* Objective
Extract all records. Keep each one exact.

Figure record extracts
·····

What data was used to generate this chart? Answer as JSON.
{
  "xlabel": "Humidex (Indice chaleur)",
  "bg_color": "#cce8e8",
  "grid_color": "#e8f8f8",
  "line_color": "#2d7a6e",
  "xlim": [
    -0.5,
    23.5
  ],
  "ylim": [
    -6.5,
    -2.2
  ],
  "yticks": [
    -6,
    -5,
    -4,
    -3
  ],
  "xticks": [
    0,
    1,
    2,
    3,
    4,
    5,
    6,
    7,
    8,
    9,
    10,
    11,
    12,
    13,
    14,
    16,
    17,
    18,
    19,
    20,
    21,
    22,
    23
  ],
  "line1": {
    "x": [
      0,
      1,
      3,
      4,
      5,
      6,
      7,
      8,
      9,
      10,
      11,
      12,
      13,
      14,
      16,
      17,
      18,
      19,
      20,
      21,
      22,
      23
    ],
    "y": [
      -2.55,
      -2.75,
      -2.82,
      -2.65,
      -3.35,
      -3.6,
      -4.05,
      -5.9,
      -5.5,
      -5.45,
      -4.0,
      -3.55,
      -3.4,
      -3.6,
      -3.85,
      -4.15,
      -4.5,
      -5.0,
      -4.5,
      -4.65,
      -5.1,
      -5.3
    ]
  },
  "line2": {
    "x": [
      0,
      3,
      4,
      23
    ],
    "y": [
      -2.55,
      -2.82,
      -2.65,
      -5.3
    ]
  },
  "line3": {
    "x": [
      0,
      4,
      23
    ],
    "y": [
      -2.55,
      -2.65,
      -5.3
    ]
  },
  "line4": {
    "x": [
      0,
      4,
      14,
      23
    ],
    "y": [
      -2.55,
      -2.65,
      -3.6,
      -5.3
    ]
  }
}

·····

* Expected answer
What data was used to generate this chart? Answer as JSON.
{
  "xlabel": "Humidex (Indice chaleur)",
  "bg_color": "#cce8e8",
  "grid_color": "#e8f8f8",
  "line_color": "#2d7a6e",
  "xlim": [
    -0.5,
    23.5
  ],
  "ylim": [
    -6.5,
    -2.2
  ],
  "yticks": [
    -6,
    -5,
    -4,
    -3
  ],
  "xticks": [
    0,
    1,
    2,
    3,
    4,
    5,
    6,
    7,
    8,
    9,
    10,
    11,
    12,
    13,
    14,
    16,
    17,
    18,
    19,
    20,
    21,
    22,
    23
  ],
  "line1": {
    "x": [
      0,
      1,
      3,
      4,
      5,
      6,
      7,
      8,
      9,
      10,
      11,
      12,
      13,
      14,
      16,
      17,
      18,
      19,
      20,
      21,
      22,
      23
    ],
    "y": [
      -2.55,
      -2.75,
      -2.82,
      -2.65,
      -3.35,
      -3.6,
      -4.05,
      -5.9,
      -5.5,
      -5.45,
      -4.0,
      -3.55,
      -3.4,
      -3.6,
      -3.85,
      -4.15,
      -4.5,
      -5.0,
      -4.5,
      -4.65,
      -5.1,
      -5.3
    ]
  },
  "line2": {
    "x": [
      0,
      3,
      4,
      23
    ],
    "y": [
      -2.55,
      -2.82,
      -2.65,
      -5.3
    ]
  },
  "line3": {
    "x": [
      0,
      4,
      23
    ],
    "y": [
      -2.55,
      -2.65,
      -5.3
    ]
  },
  "line4": {
    "x": [
      0,
      4,
      14,
      23
    ],
    "y": [
      -2.55,
      -2.65,
      -3.6,
      -5.3
    ]
  }
}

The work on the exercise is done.